═══ Material for this task

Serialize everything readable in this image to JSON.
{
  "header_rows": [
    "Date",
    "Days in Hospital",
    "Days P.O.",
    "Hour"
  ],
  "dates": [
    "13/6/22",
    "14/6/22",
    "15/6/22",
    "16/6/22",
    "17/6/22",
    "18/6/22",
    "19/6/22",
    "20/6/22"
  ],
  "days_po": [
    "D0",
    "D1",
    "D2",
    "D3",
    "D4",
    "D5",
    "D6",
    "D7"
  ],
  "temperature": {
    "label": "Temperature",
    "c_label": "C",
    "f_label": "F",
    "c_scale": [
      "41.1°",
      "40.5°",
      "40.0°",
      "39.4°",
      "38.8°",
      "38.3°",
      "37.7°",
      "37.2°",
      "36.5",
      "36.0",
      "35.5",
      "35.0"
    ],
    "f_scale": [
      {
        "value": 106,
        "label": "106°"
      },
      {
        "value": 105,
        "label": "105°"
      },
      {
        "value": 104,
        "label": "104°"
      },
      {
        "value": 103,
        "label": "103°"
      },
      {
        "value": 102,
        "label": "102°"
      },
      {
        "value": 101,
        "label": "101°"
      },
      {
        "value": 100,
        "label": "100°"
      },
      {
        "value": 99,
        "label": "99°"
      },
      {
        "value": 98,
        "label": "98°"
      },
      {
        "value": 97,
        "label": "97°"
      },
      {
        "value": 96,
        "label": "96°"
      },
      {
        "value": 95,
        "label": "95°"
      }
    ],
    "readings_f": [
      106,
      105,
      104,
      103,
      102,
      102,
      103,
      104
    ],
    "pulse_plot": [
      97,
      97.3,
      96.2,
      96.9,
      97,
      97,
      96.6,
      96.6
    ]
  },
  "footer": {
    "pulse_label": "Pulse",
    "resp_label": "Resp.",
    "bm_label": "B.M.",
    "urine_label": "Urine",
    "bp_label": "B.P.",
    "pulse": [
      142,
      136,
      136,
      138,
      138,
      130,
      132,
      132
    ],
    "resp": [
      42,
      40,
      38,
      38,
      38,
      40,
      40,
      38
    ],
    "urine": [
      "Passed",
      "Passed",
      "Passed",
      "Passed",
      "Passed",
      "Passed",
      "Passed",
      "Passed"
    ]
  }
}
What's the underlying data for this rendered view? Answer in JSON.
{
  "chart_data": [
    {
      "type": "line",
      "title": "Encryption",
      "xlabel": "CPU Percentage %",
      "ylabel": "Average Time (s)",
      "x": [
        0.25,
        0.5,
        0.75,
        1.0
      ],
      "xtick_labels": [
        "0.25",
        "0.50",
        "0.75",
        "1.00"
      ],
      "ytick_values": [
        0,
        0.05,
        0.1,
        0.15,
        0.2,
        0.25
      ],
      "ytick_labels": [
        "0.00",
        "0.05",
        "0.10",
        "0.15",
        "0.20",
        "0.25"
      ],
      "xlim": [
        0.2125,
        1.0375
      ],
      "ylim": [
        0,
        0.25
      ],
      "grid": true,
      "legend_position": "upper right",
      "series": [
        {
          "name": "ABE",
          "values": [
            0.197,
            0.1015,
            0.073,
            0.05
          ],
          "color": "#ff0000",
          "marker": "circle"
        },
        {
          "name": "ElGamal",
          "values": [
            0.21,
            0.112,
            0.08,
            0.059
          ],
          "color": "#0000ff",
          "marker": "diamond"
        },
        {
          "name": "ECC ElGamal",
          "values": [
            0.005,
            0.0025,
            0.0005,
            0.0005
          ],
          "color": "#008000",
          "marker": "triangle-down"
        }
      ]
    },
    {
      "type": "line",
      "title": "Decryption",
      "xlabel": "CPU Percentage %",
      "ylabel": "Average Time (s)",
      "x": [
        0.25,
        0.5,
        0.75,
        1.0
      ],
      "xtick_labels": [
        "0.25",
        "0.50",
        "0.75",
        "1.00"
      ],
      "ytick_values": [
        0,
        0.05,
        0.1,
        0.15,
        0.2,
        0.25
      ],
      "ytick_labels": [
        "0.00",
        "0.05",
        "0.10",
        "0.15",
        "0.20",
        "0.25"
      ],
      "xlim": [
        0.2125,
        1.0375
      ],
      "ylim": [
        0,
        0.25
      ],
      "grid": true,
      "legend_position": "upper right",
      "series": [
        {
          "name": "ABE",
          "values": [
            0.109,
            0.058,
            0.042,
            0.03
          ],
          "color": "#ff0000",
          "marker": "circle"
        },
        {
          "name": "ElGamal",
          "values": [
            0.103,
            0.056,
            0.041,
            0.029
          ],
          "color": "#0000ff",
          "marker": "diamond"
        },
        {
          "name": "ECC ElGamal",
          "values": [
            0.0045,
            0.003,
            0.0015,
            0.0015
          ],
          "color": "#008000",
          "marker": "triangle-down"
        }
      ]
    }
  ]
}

══════

Reproduce every record, matching each line exactly.

Serialize everything readable in this image to JSON.
{
  "header_rows": [
    "Date",
    "Days in Hospital",
    "Days P.O.",
    "Hour"
  ],
  "dates": [
    "13/6/22",
    "14/6/22",
    "15/6/22",
    "16/6/22",
    "17/6/22",
    "18/6/22",
    "19/6/22",
    "20/6/22"
  ],
  "days_po": [
    "D0",
    "D1",
    "D2",
    "D3",
    "D4",
    "D5",
    "D6",
    "D7"
  ],
  "temperature": {
    "label": "Temperature",
    "c_label": "C",
    "f_label": "F",
    "c_scale": [
      "41.1°",
      "40.5°",
      "40.0°",
      "39.4°",
      "38.8°",
      "38.3°",
      "37.7°",
      "37.2°",
      "36.5",
      "36.0",
      "35.5",
      "35.0"
    ],
    "f_scale": [
      {
        "value": 106,
        "label": "106°"
      },
      {
        "value": 105,
        "label": "105°"
      },
      {
        "value": 104,
        "label": "104°"
      },
      {
        "value": 103,
        "label": "103°"
      },
      {
        "value": 102,
        "label": "102°"
      },
      {
        "value": 101,
        "label": "101°"
      },
      {
        "value": 100,
        "label": "100°"
      },
      {
        "value": 99,
        "label": "99°"
      },
      {
        "value": 98,
        "label": "98°"
      },
      {
        "value": 97,
        "label": "97°"
      },
      {
        "value": 96,
        "label": "96°"
      },
      {
        "value": 95,
        "label": "95°"
      }
    ],
    "readings_f": [
      106,
      105,
      104,
      103,
      102,
      102,
      103,
      104
    ],
    "pulse_plot": [
      97,
      97.3,
      96.2,
      96.9,
      97,
      97,
      96.6,
      96.6
    ]
  },
  "footer": {
    "pulse_label": "Pulse",
    "resp_label": "Resp.",
    "bm_label": "B.M.",
    "urine_label": "Urine",
    "bp_label": "B.P.",
    "pulse": [
      142,
      136,
      136,
      138,
      138,
      130,
      132,
      132
    ],
    "resp": [
      42,
      40,
      38,
      38,
      38,
      40,
      40,
      38
    ],
    "urine": [
      "Passed",
      "Passed",
      "Passed",
      "Passed",
      "Passed",
      "Passed",
      "Passed",
      "Passed"
    ]
  }
}
What's the underlying data for this rendered view? Answer in JSON.
{
  "chart_data": [
    {
      "type": "line",
      "title": "Encryption",
      "xlabel": "CPU Percentage %",
      "ylabel": "Average Time (s)",
      "x": [
        0.25,
        0.5,
        0.75,
        1.0
      ],
      "xtick_labels": [
        "0.25",
        "0.50",
        "0.75",
        "1.00"
      ],
      "ytick_values": [
        0,
        0.05,
        0.1,
        0.15,
        0.2,
        0.25
      ],
      "ytick_labels": [
        "0.00",
        "0.05",
        "0.10",
        "0.15",
        "0.20",
        "0.25"
      ],
      "xlim": [
        0.2125,
        1.0375
      ],
      "ylim": [
        0,
        0.25
      ],
      "grid": true,
      "legend_position": "upper right",
      "series": [
        {
          "name": "ABE",
          "values": [
            0.197,
            0.1015,
            0.073,
            0.05
          ],
          "color": "#ff0000",
          "marker": "circle"
        },
        {
          "name": "ElGamal",
          "values": [
            0.21,
            0.112,
            0.08,
            0.059
          ],
          "color": "#0000ff",
          "marker": "diamond"
        },
        {
          "name": "ECC ElGamal",
          "values": [
            0.005,
            0.0025,
            0.0005,
            0.0005
          ],
          "color": "#008000",
          "marker": "triangle-down"
        }
      ]
    },
    {
      "type": "line",
      "title": "Decryption",
      "xlabel": "CPU Percentage %",
      "ylabel": "Average Time (s)",
      "x": [
        0.25,
        0.5,
        0.75,
        1.0
      ],
      "xtick_labels": [
        "0.25",
        "0.50",
        "0.75",
        "1.00"
      ],
      "ytick_values": [
        0,
        0.05,
        0.1,
        0.15,
        0.2,
        0.25
      ],
      "ytick_labels": [
        "0.00",
        "0.05",
        "0.10",
        "0.15",
        "0.20",
        "0.25"
      ],
      "xlim": [
        0.2125,
        1.0375
      ],
      "ylim": [
        0,
        0.25
      ],
      "grid": true,
      "legend_position": "upper right",
      "series": [
        {
          "name": "ABE",
          "values": [
            0.109,
            0.058,
            0.042,
            0.03
          ],
          "color": "#ff0000",
          "marker": "circle"
        },
        {
          "name": "ElGamal",
          "values": [
            0.103,
            0.056,
            0.041,
            0.029
          ],
          "color": "#0000ff",
          "marker": "diamond"
        },
        {
          "name": "ECC ElGamal",
          "values": [
            0.0045,
            0.003,
            0.0015,
            0.0015
          ],
          "color": "#008000",
          "marker": "triangle-down"
        }
      ]
    }
  ]
}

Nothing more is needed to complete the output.